Problem requirements — Transcribe the entries that follow exactly as they appear, minus pictures.

--- Start ---

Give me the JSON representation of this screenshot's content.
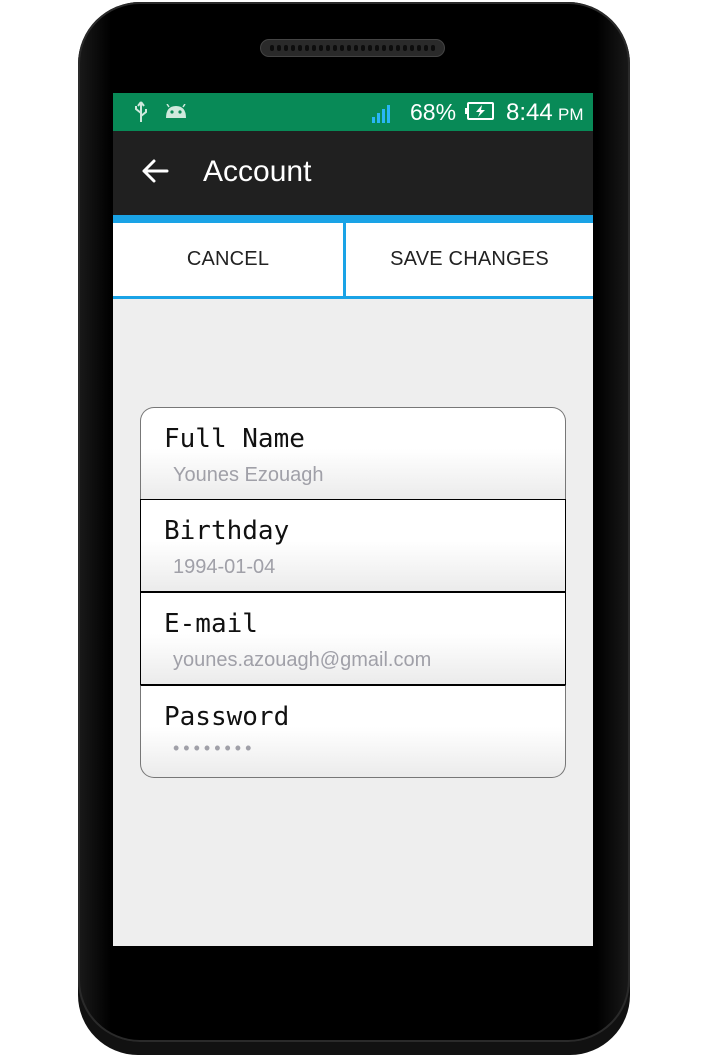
{
  "status_bar": {
    "battery_percent": "68%",
    "time": "8:44",
    "time_suffix": "PM",
    "icons": [
      "usb-icon",
      "android-icon",
      "signal-icon",
      "battery-charging-icon"
    ],
    "background_color": "#088a57"
  },
  "toolbar": {
    "title": "Account",
    "back_icon": "back-arrow-icon",
    "accent_color": "#1aa3e6"
  },
  "actions": {
    "cancel_label": "CANCEL",
    "save_label": "SAVE CHANGES"
  },
  "form": {
    "fields": [
      {
        "label": "Full Name",
        "value": "Younes Ezouagh"
      },
      {
        "label": "Birthday",
        "value": "1994-01-04"
      },
      {
        "label": "E-mail",
        "value": "younes.azouagh@gmail.com"
      },
      {
        "label": "Password",
        "value": "••••••••"
      }
    ]
  }
}
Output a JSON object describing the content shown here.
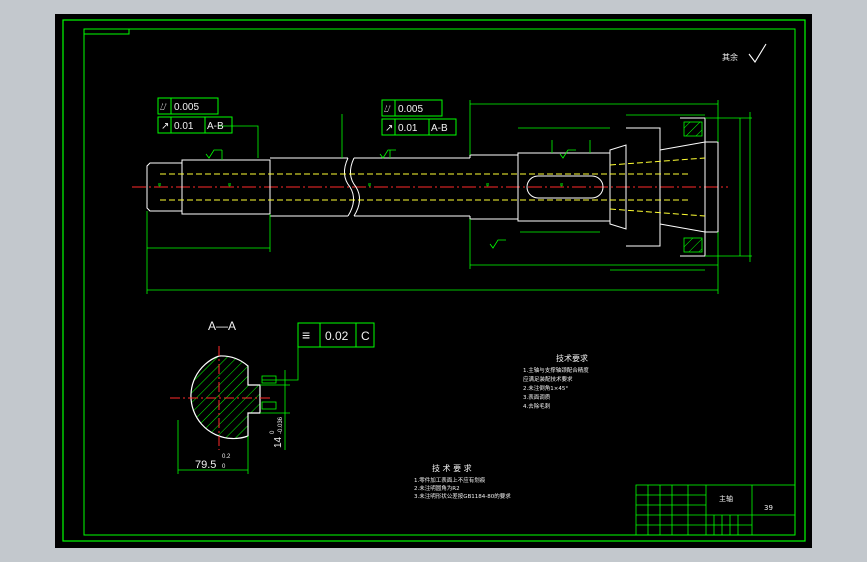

--- End ---

Task output —
Give me the JSON representation of this screenshot's content.
{
  "status_bar": {
    "battery_percent": "68%",
    "time": "8:44",
    "time_suffix": "PM",
    "icons": [
      "usb-icon",
      "android-icon",
      "signal-icon",
      "battery-charging-icon"
    ],
    "background_color": "#088a57"
  },
  "toolbar": {
    "title": "Account",
    "back_icon": "back-arrow-icon",
    "accent_color": "#1aa3e6"
  },
  "actions": {
    "cancel_label": "CANCEL",
    "save_label": "SAVE CHANGES"
  },
  "form": {
    "fields": [
      {
        "label": "Full Name",
        "value": "Younes Ezouagh"
      },
      {
        "label": "Birthday",
        "value": "1994-01-04"
      },
      {
        "label": "E-mail",
        "value": "younes.azouagh@gmail.com"
      },
      {
        "label": "Password",
        "value": "••••••••"
      }
    ]
  }
}
Output a JSON object describing the content shown here.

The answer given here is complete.